### EXERCISE INSTRUCTIONS
Exactly as written, print each record in the listing.

[Begin]

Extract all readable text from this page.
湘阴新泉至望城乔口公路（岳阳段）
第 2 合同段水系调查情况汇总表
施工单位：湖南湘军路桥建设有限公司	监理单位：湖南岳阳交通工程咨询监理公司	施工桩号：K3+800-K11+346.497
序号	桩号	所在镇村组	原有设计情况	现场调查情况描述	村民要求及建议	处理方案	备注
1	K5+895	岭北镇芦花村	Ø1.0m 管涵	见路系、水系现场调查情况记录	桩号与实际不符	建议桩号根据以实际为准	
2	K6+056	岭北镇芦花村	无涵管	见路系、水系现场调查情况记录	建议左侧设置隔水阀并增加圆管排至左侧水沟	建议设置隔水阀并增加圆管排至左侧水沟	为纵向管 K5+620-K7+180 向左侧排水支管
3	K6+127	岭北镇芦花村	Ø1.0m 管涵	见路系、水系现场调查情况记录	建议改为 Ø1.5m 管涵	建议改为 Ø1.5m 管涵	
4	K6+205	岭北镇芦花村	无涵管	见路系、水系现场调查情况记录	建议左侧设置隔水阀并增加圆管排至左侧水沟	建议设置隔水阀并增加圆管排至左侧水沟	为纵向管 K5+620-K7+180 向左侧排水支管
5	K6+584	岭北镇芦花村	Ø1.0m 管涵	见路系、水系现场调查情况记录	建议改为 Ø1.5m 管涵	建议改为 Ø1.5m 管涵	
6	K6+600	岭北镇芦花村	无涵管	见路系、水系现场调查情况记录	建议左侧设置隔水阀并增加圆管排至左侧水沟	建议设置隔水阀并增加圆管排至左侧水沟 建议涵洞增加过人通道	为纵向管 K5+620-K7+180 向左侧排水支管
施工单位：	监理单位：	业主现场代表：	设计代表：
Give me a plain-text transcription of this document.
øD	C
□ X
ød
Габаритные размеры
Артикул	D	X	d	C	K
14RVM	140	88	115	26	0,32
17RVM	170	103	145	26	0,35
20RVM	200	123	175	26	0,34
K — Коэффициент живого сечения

[End]

### REPLY
Extract all readable text from this page.
湘阴新泉至望城乔口公路（岳阳段）
第 2 合同段水系调查情况汇总表
施工单位：湖南湘军路桥建设有限公司	监理单位：湖南岳阳交通工程咨询监理公司	施工桩号：K3+800-K11+346.497
序号	桩号	所在镇村组	原有设计情况	现场调查情况描述	村民要求及建议	处理方案	备注
1	K5+895	岭北镇芦花村	Ø1.0m 管涵	见路系、水系现场调查情况记录	桩号与实际不符	建议桩号根据以实际为准	
2	K6+056	岭北镇芦花村	无涵管	见路系、水系现场调查情况记录	建议左侧设置隔水阀并增加圆管排至左侧水沟	建议设置隔水阀并增加圆管排至左侧水沟	为纵向管 K5+620-K7+180 向左侧排水支管
3	K6+127	岭北镇芦花村	Ø1.0m 管涵	见路系、水系现场调查情况记录	建议改为 Ø1.5m 管涵	建议改为 Ø1.5m 管涵	
4	K6+205	岭北镇芦花村	无涵管	见路系、水系现场调查情况记录	建议左侧设置隔水阀并增加圆管排至左侧水沟	建议设置隔水阀并增加圆管排至左侧水沟	为纵向管 K5+620-K7+180 向左侧排水支管
5	K6+584	岭北镇芦花村	Ø1.0m 管涵	见路系、水系现场调查情况记录	建议改为 Ø1.5m 管涵	建议改为 Ø1.5m 管涵	
6	K6+600	岭北镇芦花村	无涵管	见路系、水系现场调查情况记录	建议左侧设置隔水阀并增加圆管排至左侧水沟	建议设置隔水阀并增加圆管排至左侧水沟 建议涵洞增加过人通道	为纵向管 K5+620-K7+180 向左侧排水支管
施工单位：	监理单位：	业主现场代表：	设计代表：
Give me a plain-text transcription of this document.
øD	C
□ X
ød
Габаритные размеры
Артикул	D	X	d	C	K
14RVM	140	88	115	26	0,32
17RVM	170	103	145	26	0,35
20RVM	200	123	175	26	0,34
K — Коэффициент живого сечения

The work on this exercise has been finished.